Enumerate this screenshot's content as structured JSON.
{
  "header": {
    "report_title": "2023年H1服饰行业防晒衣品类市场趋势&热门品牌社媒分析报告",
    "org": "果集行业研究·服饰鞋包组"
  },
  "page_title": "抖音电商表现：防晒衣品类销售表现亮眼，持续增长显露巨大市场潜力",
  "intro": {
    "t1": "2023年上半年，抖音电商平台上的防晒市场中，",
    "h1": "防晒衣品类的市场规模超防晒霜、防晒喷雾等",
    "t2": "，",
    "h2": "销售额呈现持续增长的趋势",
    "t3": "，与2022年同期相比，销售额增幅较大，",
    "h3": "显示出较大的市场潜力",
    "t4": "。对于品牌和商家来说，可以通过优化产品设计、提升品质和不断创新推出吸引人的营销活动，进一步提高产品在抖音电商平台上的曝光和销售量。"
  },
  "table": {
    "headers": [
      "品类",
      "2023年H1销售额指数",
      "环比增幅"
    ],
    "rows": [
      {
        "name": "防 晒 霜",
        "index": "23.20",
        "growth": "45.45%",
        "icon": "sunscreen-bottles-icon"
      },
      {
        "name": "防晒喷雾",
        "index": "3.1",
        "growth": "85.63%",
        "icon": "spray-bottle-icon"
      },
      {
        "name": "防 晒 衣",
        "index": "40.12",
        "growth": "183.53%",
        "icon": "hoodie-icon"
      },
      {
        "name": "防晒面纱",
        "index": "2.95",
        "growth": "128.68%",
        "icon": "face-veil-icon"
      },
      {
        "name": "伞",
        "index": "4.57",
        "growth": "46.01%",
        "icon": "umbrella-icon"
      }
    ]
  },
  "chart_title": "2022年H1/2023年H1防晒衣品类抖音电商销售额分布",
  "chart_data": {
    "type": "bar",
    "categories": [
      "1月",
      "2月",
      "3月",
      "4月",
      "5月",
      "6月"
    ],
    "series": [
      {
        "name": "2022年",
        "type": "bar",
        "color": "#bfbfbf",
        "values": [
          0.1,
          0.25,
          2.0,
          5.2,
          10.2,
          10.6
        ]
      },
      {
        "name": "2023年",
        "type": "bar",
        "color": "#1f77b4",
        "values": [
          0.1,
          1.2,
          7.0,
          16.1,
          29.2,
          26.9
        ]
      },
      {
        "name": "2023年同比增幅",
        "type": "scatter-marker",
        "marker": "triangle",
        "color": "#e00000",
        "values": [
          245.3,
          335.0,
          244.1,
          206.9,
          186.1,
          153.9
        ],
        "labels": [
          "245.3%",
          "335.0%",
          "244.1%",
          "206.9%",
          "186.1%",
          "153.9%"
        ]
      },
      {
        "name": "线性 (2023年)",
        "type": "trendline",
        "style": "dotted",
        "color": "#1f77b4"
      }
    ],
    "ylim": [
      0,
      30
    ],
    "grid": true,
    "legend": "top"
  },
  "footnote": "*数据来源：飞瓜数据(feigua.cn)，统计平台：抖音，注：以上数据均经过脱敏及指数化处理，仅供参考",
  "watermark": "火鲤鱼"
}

TASK INSTRUCTIONS: Make an exact copy of the records.

RESULT:
Enumerate this screenshot's content as structured JSON.
{
  "header": {
    "report_title": "2023年H1服饰行业防晒衣品类市场趋势&热门品牌社媒分析报告",
    "org": "果集行业研究·服饰鞋包组"
  },
  "page_title": "抖音电商表现：防晒衣品类销售表现亮眼，持续增长显露巨大市场潜力",
  "intro": {
    "t1": "2023年上半年，抖音电商平台上的防晒市场中，",
    "h1": "防晒衣品类的市场规模超防晒霜、防晒喷雾等",
    "t2": "，",
    "h2": "销售额呈现持续增长的趋势",
    "t3": "，与2022年同期相比，销售额增幅较大，",
    "h3": "显示出较大的市场潜力",
    "t4": "。对于品牌和商家来说，可以通过优化产品设计、提升品质和不断创新推出吸引人的营销活动，进一步提高产品在抖音电商平台上的曝光和销售量。"
  },
  "table": {
    "headers": [
      "品类",
      "2023年H1销售额指数",
      "环比增幅"
    ],
    "rows": [
      {
        "name": "防 晒 霜",
        "index": "23.20",
        "growth": "45.45%",
        "icon": "sunscreen-bottles-icon"
      },
      {
        "name": "防晒喷雾",
        "index": "3.1",
        "growth": "85.63%",
        "icon": "spray-bottle-icon"
      },
      {
        "name": "防 晒 衣",
        "index": "40.12",
        "growth": "183.53%",
        "icon": "hoodie-icon"
      },
      {
        "name": "防晒面纱",
        "index": "2.95",
        "growth": "128.68%",
        "icon": "face-veil-icon"
      },
      {
        "name": "伞",
        "index": "4.57",
        "growth": "46.01%",
        "icon": "umbrella-icon"
      }
    ]
  },
  "chart_title": "2022年H1/2023年H1防晒衣品类抖音电商销售额分布",
  "chart_data": {
    "type": "bar",
    "categories": [
      "1月",
      "2月",
      "3月",
      "4月",
      "5月",
      "6月"
    ],
    "series": [
      {
        "name": "2022年",
        "type": "bar",
        "color": "#bfbfbf",
        "values": [
          0.1,
          0.25,
          2.0,
          5.2,
          10.2,
          10.6
        ]
      },
      {
        "name": "2023年",
        "type": "bar",
        "color": "#1f77b4",
        "values": [
          0.1,
          1.2,
          7.0,
          16.1,
          29.2,
          26.9
        ]
      },
      {
        "name": "2023年同比增幅",
        "type": "scatter-marker",
        "marker": "triangle",
        "color": "#e00000",
        "values": [
          245.3,
          335.0,
          244.1,
          206.9,
          186.1,
          153.9
        ],
        "labels": [
          "245.3%",
          "335.0%",
          "244.1%",
          "206.9%",
          "186.1%",
          "153.9%"
        ]
      },
      {
        "name": "线性 (2023年)",
        "type": "trendline",
        "style": "dotted",
        "color": "#1f77b4"
      }
    ],
    "ylim": [
      0,
      30
    ],
    "grid": true,
    "legend": "top"
  },
  "footnote": "*数据来源：飞瓜数据(feigua.cn)，统计平台：抖音，注：以上数据均经过脱敏及指数化处理，仅供参考",
  "watermark": "火鲤鱼"
}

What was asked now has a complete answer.